— 提示された文章 —

────────────────────

全国の刑務所で工場や農場などが併設され、受刑者が作業に従事している。コロナ禍では布マスクの製作も刑務作業で行われた。加古川刑務所の受刑者ら[法務省提供](時事通信フォト)

全国の刑務所で工場や農場などが併設され、受刑者が作業に従事している。コロナ禍では布マスクの製作も刑務作業で行われた。加古川刑務所の受刑者ら[法務省提供](時事通信フォト)

「トイレに行きたいと手を挙げる」

 D氏が収容されていた刑務所はもちろんどこもタバコは禁止。そのときの話として、意外なタバコ入手ルートを説明した。平成の初めにいた刑務所では、刑務作業を行っているときがベストなタイミングだったという。「工場での作業はタバコを入手しやすいんでべ」と、タバコに火をつけながら話すD氏。「工場の仕事は刑務所といってもほぼ外注。作業に使う材料はほとんど外から入ってくる。工場が材料を仕入れた時がタバコを入手できる時だ。刑務所の外にいる仲間らにタバコを入れてくれと頼んでおくと、あれこれ手配し、材料の間にタバコを紛れ込ませてくれる。あとは作業中、材料を整理しながらポロッと出てくるタバコを拾うだけだ。今の時代でもやっている所はあるだろう」。必要なのは、誰が紛れ込ませたのかわからないようにすることだという。

────────────────────

— 分析用データ —
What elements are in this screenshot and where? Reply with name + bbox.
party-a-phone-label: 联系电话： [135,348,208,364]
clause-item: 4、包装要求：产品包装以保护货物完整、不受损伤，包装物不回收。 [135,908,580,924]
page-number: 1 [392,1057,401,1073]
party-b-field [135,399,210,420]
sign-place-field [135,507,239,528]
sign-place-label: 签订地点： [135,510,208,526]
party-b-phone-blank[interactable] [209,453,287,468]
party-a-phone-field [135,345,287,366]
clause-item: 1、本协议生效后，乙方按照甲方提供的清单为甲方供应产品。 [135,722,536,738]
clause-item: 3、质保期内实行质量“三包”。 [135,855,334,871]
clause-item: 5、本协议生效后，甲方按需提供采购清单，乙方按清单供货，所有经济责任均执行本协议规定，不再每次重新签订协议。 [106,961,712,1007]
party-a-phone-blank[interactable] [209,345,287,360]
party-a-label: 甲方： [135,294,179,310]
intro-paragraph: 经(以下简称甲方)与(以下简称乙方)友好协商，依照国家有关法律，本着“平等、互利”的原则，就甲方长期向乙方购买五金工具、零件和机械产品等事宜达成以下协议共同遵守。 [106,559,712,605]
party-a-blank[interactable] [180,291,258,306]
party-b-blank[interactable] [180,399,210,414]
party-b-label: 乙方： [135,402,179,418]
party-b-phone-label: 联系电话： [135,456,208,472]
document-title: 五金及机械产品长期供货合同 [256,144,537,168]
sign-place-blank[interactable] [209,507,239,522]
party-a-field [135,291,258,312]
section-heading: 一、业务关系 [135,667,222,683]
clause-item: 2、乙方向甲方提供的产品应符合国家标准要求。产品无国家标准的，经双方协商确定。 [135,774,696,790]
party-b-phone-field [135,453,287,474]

────────────────────

— 作業の指示 —
[a] 刑務所のタバコに関する文章の写真説明に出てくる組織名を、すべて挙げてください。
[b] 刑務所のタバコに関する文章のうち、「D氏が収容されていた刑務所は」という語句を含むところから書き写し、「ないようにすることだという。」の直後で止めてください。
[c] 刑務所のタバコに関する文章の最後の文の後に、続きとなる部分を書いてください。
上に示した行は、解答に使う必要がありません。

— あなたの解答 —
[a] 加古川刑務所、法務省、時事通信フォト

[b]
D氏が収容されていた刑務所はもちろんどこもタバコは禁止。そのときの話として、意外なタバコ入手ルートを説明した。平成の初めにいた刑務所では、刑務作業を行っているときがベストなタイミングだったという。「工場での作業はタバコを入手しやすいんでべ」と、タバコに火をつけながら話すD氏。「工場の仕事は刑務所といってもほぼ外注。作業に使う材料はほとんど外から入ってくる。工場が材料を仕入れた時がタバコを入手できる時だ。刑務所の外にいる仲間らにタバコを入れてくれと頼んでおくと、あれこれ手配し、材料の間にタバコを紛れ込ませてくれる。あとは作業中、材料を整理しながらポロッと出てくるタバコを拾うだけだ。今の時代でもやっている所はあるだろう」。必要なのは、誰が紛れ込ませたのかわからないようにすることだという。

[c]
「外での作業ならもっと簡単だ」とD氏。「農場での作業なら、先に刑務所から出たヤツが、深夜や早朝に畑に埋めておいてくれる。俺たちは畑作業をしながらそれを掘り返せばいい。刑務所によっては、塀越しに外から投げ込んだりもする。中にいたヤツなら、建物の構造から運動場に出る時間も知っているからな」。昭和から平成にかけて、広い農場を持つ刑務所ではこんなことが行われていたらしい。

 タバコを吸うには火が必要だ。「困るのは火。ライターは滅多なことでは手に入らない。その点、鉄工作業を行う工場は一番だ。溶接だとバーナーがあるから刑務官の目を盗んでタバコが吸える。煙が出てもわかりにくいし、ニオイも気にならない」(D氏)。炊場とよばれる調理場にも火があると思うが、「調理場だと換気扇があっても、すぐにニオイでバレる」という。黒柳氏の記事や著書によると、「室内にあるコンセントを使って火花を出す方法があるらしい」と書かれているが、もしも雑居房の中で吸えば、煙とニオイで間違いなく刑務官に発見されるという。発見されれば懲罰だ。

「その点、農場はタバコを吸いやすかった」とD氏は話す。作業中に畑のどこでタバコを吸うというのか。「トイレに行きたいと手を挙げる。タイミングは野グソ。広い農場なら、今でも野グソじゃないか。トイレの所まで戻ると遠いからな」という。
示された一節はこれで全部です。